What is required
Report how many lines contain "Laugarásvegur". The answer is a single number.

☆ ☆ ☆ ☆ ☆ ☆ ☆

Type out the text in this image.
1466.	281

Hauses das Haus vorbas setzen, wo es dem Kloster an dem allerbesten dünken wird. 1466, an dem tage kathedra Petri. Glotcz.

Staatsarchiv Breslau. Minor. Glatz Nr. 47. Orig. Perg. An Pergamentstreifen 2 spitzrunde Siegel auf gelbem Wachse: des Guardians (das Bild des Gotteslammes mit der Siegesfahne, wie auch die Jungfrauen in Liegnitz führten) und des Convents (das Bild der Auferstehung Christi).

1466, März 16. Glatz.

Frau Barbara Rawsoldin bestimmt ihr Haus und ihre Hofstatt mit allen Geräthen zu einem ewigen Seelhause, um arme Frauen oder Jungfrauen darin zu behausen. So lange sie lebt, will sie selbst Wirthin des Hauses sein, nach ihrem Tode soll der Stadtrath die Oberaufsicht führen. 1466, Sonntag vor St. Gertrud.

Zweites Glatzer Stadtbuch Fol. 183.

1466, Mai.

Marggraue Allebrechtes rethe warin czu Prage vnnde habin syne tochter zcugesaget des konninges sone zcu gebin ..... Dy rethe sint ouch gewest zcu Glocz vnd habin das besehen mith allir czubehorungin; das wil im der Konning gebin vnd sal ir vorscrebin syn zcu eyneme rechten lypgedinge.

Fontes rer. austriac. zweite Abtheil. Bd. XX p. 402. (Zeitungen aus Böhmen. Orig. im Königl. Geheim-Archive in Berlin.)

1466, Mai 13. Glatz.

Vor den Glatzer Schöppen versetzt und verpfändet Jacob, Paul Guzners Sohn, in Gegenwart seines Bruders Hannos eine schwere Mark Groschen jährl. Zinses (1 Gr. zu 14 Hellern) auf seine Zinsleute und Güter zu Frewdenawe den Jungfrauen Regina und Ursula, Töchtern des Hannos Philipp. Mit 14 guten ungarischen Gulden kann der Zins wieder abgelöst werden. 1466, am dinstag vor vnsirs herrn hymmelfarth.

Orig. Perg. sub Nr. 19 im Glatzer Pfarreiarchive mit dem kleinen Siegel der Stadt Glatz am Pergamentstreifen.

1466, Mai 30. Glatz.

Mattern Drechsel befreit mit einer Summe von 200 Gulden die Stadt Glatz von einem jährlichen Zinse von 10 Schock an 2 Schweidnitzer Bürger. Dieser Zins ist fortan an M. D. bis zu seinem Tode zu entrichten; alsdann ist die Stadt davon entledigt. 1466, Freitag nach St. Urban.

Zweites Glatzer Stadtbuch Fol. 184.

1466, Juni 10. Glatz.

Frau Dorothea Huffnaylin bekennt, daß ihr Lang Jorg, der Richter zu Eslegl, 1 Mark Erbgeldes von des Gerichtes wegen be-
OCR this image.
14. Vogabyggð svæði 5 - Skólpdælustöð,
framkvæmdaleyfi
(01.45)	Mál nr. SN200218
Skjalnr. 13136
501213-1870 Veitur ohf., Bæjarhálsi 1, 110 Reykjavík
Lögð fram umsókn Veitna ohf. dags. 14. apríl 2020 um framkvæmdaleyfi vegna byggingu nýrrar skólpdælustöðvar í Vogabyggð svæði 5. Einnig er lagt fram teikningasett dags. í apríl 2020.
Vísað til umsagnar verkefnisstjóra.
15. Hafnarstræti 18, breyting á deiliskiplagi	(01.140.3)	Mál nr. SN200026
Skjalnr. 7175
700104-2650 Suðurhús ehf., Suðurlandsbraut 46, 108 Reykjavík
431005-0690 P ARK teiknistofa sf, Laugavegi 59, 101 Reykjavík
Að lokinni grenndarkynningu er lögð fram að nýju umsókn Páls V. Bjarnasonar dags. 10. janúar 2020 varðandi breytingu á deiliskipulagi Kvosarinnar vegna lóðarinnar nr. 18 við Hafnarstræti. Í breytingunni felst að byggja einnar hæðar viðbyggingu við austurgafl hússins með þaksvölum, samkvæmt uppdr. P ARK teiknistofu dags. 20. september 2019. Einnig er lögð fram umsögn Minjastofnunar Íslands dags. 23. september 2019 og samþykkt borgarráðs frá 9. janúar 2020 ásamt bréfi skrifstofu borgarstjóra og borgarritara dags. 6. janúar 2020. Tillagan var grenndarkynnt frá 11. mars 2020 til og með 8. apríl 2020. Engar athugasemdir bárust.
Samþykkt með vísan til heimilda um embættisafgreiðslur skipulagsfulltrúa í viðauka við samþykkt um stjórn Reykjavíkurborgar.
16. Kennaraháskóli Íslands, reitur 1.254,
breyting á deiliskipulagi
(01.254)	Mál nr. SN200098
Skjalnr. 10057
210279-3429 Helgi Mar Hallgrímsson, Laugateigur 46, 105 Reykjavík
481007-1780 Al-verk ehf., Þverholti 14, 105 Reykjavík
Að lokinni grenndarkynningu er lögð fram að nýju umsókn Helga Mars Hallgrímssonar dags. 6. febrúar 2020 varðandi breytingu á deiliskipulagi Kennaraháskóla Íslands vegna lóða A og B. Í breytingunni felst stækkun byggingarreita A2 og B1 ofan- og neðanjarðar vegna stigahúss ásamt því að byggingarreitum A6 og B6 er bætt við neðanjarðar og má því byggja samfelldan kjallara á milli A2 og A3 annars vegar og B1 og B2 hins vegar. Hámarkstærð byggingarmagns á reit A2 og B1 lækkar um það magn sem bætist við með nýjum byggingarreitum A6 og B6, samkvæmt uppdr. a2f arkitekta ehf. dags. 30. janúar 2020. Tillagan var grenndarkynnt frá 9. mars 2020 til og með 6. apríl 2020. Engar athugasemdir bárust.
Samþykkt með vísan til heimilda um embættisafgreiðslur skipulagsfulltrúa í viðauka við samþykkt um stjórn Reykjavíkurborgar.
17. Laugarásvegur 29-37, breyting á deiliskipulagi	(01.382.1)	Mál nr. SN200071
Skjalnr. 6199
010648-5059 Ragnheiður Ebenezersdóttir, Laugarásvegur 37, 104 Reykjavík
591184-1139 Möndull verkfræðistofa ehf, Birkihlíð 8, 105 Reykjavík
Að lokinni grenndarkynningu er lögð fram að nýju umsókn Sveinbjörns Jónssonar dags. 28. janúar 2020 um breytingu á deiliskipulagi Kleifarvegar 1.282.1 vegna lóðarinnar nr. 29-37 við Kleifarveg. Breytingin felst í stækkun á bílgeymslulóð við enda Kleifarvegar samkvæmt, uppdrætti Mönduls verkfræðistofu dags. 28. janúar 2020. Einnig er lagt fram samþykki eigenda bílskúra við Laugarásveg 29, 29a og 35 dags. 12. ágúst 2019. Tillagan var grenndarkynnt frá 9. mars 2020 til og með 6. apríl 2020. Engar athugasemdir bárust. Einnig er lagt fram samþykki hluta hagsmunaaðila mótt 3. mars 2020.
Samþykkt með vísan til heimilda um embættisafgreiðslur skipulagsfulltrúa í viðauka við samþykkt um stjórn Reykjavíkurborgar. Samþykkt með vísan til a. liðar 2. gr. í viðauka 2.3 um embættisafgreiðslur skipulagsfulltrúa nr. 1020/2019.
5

☆ ☆ ☆ ☆ ☆ ☆ ☆

Task output
2